» EXERCISE OBJECTIVE
Collect every line that includes the string "link".

(Data entries)
⟨
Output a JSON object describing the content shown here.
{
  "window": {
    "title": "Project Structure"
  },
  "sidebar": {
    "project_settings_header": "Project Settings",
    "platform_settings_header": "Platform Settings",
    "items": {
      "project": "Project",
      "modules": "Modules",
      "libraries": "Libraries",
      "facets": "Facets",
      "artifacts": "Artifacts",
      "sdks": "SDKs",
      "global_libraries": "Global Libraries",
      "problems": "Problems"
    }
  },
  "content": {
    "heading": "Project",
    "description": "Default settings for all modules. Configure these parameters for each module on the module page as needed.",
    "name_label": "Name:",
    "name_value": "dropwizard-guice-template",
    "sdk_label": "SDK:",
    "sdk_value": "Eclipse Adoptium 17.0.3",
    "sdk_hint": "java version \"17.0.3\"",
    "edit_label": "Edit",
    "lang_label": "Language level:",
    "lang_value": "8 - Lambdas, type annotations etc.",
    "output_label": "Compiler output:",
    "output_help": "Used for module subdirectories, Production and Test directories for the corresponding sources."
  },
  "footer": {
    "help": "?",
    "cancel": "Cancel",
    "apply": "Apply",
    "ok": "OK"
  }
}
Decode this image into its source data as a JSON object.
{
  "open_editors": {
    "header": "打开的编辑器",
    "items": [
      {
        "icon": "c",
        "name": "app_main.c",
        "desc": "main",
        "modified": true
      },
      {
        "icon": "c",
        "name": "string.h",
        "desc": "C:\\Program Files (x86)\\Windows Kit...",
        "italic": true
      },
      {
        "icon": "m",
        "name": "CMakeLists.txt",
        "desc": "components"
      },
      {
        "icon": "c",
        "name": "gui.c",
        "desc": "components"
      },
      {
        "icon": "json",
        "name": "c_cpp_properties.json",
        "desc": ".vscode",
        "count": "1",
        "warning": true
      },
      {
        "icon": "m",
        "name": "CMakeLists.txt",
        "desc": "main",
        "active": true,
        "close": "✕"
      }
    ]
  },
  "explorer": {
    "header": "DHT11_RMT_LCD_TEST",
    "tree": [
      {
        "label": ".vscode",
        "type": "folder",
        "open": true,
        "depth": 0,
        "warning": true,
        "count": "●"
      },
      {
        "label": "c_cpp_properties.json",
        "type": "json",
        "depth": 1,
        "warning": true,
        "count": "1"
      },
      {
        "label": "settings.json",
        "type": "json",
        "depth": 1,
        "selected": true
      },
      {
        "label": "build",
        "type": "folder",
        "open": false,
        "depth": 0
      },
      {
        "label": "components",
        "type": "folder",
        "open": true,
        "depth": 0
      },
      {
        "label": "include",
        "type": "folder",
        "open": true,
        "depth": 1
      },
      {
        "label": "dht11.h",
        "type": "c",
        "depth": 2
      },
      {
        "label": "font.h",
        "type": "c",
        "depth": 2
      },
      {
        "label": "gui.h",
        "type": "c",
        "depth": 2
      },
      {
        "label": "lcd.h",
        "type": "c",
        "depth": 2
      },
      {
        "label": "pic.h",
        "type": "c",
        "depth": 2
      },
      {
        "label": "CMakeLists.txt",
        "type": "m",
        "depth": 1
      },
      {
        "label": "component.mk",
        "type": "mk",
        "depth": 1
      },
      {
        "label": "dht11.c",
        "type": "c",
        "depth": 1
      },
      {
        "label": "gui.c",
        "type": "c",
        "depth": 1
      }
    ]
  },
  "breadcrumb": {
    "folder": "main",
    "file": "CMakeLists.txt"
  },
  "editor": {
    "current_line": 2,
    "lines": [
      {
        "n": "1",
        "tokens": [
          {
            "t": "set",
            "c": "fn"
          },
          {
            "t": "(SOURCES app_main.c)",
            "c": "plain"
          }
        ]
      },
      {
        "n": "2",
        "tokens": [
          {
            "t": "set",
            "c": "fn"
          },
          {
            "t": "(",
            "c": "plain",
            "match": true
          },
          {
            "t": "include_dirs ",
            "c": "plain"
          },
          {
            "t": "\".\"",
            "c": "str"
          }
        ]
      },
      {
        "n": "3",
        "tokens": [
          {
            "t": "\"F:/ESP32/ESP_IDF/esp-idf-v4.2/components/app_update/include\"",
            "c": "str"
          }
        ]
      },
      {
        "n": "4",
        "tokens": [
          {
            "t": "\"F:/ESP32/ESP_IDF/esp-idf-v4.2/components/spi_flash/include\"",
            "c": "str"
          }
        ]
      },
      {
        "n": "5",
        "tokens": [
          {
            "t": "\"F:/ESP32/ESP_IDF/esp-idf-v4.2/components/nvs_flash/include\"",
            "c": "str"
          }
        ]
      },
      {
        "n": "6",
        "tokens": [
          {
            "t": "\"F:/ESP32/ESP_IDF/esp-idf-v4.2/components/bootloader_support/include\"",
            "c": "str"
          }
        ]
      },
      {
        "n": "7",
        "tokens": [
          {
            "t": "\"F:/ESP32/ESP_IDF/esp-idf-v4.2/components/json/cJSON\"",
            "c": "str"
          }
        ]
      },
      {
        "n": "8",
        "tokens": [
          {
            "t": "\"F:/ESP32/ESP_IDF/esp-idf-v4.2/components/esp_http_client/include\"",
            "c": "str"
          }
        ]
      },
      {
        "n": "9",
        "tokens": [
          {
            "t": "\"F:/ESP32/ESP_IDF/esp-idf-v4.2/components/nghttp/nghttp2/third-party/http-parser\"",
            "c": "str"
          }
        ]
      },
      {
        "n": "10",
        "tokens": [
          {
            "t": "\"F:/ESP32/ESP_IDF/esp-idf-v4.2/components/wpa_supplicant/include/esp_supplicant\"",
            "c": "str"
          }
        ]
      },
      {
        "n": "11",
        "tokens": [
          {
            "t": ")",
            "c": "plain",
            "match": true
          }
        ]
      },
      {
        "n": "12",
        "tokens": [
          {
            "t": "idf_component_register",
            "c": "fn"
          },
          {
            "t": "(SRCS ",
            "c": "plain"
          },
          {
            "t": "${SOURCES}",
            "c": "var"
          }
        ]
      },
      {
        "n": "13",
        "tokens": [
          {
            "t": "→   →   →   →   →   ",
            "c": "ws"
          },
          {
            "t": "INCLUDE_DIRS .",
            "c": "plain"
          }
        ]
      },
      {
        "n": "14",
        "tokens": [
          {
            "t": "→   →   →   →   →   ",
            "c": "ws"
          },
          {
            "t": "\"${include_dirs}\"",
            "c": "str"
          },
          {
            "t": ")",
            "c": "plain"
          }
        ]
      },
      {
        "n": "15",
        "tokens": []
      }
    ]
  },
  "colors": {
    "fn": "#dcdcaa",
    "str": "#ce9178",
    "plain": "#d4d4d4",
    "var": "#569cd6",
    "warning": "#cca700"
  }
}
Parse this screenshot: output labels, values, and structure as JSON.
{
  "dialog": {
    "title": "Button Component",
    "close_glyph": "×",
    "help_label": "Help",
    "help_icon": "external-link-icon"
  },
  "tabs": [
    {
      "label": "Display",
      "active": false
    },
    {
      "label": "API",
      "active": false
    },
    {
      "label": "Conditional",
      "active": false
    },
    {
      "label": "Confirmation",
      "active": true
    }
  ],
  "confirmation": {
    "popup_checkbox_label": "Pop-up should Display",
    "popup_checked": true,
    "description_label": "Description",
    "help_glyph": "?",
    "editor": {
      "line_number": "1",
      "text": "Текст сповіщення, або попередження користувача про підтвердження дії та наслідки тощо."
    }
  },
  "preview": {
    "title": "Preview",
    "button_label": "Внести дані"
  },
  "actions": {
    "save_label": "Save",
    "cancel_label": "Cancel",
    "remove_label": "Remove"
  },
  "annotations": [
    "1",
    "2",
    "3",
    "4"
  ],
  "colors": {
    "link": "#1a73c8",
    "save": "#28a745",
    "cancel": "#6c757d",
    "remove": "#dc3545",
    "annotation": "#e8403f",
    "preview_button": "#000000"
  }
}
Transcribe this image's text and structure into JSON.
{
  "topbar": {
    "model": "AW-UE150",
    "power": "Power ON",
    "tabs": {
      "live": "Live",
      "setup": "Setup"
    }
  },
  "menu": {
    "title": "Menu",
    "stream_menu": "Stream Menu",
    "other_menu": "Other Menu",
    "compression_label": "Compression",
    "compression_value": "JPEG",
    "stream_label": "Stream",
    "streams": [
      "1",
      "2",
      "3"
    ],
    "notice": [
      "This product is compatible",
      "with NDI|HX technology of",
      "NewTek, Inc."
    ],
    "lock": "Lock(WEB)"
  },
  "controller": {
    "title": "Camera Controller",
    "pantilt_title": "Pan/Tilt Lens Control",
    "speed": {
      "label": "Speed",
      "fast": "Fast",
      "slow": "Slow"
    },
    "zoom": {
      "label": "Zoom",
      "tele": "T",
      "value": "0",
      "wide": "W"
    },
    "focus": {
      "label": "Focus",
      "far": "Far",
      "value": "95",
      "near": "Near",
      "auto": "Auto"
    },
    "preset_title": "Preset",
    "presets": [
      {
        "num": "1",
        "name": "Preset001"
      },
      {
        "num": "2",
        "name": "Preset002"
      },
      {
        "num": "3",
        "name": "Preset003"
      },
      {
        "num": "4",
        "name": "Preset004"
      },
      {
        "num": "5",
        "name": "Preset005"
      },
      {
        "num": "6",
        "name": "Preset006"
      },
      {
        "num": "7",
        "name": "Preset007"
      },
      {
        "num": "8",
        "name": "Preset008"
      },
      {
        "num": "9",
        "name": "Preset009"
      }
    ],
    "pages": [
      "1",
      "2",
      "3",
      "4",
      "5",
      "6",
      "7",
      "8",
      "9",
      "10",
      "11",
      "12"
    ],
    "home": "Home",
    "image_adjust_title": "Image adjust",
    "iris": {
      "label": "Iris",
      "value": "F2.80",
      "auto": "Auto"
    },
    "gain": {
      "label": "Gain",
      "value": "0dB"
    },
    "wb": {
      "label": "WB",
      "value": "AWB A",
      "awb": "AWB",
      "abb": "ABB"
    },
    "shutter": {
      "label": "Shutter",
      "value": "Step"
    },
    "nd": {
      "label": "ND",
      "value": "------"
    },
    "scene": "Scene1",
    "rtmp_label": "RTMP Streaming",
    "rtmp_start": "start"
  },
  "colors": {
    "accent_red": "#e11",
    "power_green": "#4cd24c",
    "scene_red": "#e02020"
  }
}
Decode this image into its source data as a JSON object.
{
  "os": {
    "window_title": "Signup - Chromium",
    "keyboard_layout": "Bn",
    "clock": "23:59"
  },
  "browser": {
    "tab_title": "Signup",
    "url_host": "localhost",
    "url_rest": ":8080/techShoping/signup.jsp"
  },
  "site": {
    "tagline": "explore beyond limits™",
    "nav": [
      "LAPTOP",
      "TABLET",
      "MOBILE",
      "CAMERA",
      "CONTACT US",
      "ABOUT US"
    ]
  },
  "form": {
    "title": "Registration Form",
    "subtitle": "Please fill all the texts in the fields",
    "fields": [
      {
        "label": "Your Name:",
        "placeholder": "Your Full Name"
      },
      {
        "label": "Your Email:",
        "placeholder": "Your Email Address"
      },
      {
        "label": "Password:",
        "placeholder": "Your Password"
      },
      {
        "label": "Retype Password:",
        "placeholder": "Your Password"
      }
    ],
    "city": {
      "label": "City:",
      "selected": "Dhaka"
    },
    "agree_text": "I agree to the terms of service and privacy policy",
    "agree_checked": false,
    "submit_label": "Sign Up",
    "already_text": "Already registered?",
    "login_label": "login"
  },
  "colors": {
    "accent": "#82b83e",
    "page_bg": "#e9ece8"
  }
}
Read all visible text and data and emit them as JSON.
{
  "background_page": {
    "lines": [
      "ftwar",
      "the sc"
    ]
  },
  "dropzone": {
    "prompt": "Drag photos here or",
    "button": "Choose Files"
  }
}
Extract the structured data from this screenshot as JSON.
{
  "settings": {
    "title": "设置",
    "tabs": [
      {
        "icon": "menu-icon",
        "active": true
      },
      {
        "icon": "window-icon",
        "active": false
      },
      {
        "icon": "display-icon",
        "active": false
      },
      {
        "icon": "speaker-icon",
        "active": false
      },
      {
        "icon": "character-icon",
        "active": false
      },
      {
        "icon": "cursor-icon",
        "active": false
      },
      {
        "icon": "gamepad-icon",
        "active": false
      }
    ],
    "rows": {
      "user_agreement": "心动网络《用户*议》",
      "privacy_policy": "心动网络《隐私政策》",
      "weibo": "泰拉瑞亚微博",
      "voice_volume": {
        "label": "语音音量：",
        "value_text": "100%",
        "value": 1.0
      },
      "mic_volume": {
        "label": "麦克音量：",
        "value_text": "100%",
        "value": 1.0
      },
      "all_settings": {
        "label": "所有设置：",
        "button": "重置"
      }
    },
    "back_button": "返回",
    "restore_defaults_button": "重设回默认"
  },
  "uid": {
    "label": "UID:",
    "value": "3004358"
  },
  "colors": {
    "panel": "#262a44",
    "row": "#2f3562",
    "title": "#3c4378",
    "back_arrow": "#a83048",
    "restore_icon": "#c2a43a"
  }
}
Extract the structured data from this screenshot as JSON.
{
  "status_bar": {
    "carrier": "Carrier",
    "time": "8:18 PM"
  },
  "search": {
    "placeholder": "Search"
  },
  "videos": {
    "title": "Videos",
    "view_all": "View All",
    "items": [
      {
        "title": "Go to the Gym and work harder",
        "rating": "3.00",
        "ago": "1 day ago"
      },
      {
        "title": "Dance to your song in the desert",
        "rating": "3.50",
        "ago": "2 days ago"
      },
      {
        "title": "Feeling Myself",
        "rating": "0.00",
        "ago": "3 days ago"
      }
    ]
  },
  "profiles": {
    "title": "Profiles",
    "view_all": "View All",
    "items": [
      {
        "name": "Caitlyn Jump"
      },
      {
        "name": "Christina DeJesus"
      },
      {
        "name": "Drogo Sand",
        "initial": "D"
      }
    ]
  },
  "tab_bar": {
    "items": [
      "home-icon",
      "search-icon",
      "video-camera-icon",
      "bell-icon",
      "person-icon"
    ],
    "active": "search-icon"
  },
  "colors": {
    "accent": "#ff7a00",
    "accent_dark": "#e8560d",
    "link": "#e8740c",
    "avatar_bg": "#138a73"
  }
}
⟩
» TASK RESPONSE
    "help_icon": "external-link-icon"
    "link": "#1a73c8",
    "link": "#e8740c",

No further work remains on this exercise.